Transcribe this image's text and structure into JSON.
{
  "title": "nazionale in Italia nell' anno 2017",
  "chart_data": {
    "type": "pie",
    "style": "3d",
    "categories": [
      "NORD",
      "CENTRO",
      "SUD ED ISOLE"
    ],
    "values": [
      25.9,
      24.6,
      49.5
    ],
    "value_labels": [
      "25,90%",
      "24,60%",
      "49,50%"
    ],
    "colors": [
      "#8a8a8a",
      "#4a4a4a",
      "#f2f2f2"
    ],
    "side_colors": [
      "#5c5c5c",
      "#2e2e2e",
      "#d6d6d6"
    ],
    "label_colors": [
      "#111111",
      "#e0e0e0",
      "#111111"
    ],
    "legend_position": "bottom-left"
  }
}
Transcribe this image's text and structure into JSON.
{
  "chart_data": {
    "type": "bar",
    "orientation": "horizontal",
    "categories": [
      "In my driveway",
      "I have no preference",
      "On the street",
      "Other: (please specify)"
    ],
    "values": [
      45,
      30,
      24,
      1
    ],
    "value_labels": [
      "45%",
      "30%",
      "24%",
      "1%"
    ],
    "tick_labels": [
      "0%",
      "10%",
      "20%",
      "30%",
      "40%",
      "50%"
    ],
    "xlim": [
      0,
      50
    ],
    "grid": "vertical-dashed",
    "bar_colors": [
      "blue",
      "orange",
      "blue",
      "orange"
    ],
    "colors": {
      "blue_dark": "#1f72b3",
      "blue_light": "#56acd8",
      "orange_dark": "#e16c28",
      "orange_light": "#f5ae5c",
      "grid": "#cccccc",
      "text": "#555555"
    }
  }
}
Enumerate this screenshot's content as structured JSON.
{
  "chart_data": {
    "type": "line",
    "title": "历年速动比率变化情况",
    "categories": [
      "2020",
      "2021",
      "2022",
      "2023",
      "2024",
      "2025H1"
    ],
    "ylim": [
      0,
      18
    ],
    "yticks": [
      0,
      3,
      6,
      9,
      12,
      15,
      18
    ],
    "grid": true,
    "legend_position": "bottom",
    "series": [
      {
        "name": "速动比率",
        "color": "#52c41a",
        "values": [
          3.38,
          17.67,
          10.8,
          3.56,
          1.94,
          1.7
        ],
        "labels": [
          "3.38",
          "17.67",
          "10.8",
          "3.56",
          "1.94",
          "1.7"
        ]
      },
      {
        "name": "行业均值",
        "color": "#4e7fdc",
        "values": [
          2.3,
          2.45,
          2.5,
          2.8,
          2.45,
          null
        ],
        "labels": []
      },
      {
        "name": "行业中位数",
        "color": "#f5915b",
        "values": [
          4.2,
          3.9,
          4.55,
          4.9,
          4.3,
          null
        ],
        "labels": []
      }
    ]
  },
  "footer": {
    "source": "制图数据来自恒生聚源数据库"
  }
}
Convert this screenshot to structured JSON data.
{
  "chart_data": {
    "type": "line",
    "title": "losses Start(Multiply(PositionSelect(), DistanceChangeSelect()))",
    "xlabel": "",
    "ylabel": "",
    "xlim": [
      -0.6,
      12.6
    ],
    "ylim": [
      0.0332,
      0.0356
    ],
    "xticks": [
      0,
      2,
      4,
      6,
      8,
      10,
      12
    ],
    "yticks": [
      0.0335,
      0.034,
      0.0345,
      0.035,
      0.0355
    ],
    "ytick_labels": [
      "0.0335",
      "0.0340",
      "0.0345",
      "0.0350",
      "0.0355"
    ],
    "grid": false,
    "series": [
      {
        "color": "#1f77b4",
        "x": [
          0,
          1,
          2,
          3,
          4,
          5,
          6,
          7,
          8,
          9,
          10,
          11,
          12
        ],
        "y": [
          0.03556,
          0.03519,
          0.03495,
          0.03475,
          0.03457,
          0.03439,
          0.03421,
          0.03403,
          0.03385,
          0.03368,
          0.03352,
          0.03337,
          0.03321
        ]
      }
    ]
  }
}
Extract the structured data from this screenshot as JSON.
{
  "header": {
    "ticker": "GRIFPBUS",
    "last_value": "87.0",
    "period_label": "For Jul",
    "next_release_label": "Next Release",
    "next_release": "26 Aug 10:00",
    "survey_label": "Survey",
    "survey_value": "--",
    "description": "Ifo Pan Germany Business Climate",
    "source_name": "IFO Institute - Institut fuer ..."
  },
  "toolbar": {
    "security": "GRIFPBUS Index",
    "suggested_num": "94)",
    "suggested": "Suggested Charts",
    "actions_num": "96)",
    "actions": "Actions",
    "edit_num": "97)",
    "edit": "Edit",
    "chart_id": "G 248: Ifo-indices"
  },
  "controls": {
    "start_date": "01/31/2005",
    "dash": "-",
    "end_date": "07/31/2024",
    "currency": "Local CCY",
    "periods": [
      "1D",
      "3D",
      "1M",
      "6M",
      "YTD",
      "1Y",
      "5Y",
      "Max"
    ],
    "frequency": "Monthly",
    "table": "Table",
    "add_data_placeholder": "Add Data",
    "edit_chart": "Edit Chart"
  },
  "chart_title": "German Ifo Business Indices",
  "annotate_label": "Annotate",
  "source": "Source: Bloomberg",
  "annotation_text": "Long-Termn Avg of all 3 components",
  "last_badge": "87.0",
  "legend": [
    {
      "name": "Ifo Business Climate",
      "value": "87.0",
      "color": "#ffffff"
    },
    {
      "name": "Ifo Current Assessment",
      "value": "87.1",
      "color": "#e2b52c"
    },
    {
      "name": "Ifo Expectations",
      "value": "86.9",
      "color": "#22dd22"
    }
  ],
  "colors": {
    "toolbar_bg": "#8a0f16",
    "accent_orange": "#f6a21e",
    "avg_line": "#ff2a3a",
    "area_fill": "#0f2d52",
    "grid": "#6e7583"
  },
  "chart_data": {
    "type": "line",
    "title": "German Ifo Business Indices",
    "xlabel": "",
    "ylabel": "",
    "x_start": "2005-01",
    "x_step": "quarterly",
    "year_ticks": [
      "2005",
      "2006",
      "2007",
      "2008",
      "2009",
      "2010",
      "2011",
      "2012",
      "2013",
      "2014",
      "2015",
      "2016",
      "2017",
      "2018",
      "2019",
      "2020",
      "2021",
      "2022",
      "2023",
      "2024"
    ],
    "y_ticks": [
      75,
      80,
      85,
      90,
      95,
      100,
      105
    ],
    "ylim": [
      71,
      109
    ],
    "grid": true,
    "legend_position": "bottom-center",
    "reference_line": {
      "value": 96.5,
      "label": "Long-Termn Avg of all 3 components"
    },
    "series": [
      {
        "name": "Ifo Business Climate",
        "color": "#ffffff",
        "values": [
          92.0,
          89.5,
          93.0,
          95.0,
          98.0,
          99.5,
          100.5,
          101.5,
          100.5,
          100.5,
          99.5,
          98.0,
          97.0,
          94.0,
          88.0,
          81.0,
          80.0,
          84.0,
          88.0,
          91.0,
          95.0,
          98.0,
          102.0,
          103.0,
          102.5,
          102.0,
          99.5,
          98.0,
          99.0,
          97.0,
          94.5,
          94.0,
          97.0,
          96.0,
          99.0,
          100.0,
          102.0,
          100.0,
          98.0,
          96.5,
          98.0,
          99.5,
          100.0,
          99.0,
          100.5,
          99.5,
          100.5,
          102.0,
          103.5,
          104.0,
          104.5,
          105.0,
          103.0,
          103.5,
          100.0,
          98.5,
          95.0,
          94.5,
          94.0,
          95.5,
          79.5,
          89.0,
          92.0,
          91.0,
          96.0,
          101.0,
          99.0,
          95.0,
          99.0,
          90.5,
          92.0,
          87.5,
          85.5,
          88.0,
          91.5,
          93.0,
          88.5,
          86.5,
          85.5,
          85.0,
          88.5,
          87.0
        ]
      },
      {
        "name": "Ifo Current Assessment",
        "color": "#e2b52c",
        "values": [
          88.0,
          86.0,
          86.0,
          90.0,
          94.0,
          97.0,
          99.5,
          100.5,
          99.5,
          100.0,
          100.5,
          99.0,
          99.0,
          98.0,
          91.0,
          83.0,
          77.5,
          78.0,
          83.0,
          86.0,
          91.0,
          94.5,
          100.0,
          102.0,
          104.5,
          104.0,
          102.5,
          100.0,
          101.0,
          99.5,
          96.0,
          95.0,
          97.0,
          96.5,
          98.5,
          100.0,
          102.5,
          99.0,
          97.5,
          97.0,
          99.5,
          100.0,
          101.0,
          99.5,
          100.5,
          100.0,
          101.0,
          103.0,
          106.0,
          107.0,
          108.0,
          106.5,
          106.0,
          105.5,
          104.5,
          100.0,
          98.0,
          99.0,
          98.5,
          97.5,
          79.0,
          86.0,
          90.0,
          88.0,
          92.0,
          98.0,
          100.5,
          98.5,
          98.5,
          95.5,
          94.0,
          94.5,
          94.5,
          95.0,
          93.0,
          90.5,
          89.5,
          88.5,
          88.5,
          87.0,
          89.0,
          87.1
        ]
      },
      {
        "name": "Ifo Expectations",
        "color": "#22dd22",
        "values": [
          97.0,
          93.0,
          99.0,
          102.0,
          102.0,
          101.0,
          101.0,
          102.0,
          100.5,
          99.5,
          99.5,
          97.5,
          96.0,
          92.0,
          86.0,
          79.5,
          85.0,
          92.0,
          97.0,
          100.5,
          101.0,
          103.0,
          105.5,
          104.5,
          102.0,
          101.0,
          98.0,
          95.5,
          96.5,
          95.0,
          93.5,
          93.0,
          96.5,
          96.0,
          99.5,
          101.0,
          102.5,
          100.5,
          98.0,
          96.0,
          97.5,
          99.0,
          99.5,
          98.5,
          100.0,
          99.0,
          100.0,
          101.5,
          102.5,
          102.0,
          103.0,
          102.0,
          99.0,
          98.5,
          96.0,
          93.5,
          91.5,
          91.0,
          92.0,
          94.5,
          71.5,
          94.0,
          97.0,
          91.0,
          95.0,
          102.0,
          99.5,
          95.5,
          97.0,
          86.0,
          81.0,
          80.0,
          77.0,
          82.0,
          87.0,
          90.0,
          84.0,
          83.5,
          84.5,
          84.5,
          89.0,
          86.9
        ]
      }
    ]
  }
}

* _DIRECTIONS FOR THIS TASK_: Find the string "Business" in the entries above and return each line that holds it.

* _RESULT OF THIS EXERCISE_:
    "description": "Ifo Pan Germany Business Climate",
  "chart_title": "German Ifo Business Indices",
      "name": "Ifo Business Climate",
    "title": "German Ifo Business Indices",
        "name": "Ifo Business Climate",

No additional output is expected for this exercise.